>> BEGIN

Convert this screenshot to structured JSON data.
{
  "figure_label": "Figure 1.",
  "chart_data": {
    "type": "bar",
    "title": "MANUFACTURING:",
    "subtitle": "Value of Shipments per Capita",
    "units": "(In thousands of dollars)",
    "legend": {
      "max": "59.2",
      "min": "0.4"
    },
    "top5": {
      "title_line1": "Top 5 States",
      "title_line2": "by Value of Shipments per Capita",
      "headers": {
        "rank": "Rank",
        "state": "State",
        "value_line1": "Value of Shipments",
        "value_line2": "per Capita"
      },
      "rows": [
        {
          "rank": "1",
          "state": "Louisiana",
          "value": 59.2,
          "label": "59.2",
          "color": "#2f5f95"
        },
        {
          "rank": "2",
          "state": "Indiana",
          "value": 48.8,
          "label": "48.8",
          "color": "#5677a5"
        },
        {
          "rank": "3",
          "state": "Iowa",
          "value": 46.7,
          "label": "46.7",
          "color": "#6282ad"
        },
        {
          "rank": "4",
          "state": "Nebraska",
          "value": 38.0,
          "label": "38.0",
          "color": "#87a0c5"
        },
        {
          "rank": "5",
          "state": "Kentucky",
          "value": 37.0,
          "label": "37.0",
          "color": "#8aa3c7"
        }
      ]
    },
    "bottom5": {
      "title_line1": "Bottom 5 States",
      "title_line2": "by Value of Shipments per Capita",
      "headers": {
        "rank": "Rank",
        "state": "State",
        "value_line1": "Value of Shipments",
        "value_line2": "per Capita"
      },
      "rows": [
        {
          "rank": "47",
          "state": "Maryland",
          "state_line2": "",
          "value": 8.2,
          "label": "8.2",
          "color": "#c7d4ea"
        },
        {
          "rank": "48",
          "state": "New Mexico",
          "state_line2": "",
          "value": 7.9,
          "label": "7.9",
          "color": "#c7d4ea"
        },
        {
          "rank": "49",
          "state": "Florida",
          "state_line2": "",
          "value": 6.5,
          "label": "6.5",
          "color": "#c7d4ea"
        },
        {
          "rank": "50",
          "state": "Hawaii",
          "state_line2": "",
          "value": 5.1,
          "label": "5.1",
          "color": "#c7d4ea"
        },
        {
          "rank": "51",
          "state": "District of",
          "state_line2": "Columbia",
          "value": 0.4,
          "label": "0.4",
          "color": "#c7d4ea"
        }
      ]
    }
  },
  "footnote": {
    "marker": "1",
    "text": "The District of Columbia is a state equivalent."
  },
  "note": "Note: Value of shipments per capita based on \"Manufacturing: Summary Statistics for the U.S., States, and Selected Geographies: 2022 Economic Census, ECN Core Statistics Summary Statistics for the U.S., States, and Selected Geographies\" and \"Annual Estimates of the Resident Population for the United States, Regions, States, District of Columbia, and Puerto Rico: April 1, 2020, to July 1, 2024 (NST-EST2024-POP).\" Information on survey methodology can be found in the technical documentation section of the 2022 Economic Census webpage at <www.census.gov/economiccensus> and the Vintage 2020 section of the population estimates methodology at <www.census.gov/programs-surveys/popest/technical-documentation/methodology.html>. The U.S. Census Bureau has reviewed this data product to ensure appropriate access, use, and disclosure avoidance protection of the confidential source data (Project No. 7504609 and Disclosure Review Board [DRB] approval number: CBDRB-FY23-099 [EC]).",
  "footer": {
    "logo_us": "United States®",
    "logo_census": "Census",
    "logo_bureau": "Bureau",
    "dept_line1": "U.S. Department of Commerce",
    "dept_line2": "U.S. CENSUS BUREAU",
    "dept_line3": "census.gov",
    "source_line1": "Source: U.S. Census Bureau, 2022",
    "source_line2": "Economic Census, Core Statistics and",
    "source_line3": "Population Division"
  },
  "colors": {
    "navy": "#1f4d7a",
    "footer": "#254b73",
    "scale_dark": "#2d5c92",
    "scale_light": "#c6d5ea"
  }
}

>> END

Track down every line holding the string "this" and copy it.

Convert this screenshot to structured JSON data.
  "note": "Note: Value of shipments per capita based on \"Manufacturing: Summary Statistics for the U.S., States, and Selected Geographies: 2022 Economic Census, ECN Core Statistics Summary Statistics for the U.S., States, and Selected Geographies\" and \"Annual Estimates of the Resident Population for the United States, Regions, States, District of Columbia, and Puerto Rico: April 1, 2020, to July 1, 2024 (NST-EST2024-POP).\" Information on survey methodology can be found in the technical documentation section of the 2022 Economic Census webpage at <www.census.gov/economiccensus> and the Vintage 2020 section of the population estimates methodology at <www.census.gov/programs-surveys/popest/technical-documentation/methodology.html>. The U.S. Census Bureau has reviewed this data product to ensure appropriate access, use, and disclosure avoidance protection of the confidential source data (Project No. 7504609 and Disclosure Review Board [DRB] approval number: CBDRB-FY23-099 [EC]).",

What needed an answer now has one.